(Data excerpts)
************
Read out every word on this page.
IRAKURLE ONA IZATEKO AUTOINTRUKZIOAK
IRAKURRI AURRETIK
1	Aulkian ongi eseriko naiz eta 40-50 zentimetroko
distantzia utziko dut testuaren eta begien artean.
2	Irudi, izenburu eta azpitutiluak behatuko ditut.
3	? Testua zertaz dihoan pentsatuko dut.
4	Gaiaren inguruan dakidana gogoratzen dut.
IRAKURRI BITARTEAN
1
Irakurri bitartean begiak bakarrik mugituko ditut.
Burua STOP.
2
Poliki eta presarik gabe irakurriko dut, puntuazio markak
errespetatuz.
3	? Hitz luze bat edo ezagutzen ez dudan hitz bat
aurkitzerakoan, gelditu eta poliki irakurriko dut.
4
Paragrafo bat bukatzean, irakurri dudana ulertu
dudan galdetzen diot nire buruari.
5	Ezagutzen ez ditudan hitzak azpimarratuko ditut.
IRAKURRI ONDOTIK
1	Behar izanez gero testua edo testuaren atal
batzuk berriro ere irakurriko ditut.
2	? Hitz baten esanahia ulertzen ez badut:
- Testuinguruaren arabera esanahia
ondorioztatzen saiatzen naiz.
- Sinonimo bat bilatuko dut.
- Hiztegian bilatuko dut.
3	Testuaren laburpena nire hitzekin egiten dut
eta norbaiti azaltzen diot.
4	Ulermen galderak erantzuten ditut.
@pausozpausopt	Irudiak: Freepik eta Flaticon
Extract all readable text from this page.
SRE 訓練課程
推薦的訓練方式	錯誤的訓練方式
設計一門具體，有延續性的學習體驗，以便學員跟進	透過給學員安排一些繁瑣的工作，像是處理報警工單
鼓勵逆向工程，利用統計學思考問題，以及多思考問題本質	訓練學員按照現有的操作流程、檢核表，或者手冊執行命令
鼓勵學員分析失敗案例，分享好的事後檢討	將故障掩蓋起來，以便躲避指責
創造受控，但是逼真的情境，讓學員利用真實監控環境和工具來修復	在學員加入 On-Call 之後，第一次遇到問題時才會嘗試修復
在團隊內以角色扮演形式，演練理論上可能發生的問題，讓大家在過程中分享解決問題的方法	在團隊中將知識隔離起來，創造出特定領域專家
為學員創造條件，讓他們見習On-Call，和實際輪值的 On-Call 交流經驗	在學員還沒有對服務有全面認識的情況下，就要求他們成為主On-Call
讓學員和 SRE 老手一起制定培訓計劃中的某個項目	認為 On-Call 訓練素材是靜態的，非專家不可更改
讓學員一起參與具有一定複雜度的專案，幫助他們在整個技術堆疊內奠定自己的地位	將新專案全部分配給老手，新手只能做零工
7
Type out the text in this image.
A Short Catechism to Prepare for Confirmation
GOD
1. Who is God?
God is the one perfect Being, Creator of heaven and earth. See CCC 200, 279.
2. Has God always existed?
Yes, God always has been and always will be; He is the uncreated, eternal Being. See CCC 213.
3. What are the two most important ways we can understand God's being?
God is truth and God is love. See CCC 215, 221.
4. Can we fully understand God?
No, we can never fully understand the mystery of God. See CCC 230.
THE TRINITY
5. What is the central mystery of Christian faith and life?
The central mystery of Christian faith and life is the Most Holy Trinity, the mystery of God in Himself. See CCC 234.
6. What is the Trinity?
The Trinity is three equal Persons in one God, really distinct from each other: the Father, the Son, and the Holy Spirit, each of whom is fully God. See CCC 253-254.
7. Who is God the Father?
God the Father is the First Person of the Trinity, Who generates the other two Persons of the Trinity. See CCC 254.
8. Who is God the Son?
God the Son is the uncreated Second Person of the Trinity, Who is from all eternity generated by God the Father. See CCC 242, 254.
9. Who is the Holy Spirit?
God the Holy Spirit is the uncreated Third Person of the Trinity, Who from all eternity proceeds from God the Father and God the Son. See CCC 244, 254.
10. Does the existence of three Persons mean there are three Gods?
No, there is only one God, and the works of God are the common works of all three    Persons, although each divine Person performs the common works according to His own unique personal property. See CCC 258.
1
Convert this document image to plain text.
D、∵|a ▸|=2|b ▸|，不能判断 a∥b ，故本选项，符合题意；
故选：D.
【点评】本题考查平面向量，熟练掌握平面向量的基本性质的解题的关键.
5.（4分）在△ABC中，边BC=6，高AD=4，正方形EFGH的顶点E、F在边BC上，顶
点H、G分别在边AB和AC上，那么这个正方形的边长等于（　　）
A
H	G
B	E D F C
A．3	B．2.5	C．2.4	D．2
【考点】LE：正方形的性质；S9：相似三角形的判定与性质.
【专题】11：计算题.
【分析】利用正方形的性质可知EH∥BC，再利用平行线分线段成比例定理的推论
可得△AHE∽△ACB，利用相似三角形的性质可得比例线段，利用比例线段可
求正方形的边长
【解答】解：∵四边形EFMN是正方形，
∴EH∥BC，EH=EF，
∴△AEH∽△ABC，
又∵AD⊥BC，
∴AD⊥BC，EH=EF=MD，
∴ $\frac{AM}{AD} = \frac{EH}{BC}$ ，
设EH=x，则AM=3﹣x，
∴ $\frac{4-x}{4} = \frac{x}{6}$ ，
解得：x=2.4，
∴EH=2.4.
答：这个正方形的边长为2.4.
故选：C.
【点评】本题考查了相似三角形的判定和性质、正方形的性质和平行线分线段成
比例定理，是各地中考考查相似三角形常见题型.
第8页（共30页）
************
◆ **Directions**:
Search the listing above for the string "other". Copy every line that contains it.

◆ **Result**:
The Trinity is three equal Persons in one God, really distinct from each other: the Father, the Son, and the Holy Spirit, each of whom is fully God. See CCC 253-254.
God the Father is the First Person of the Trinity, Who generates the other two Persons of the Trinity. See CCC 254.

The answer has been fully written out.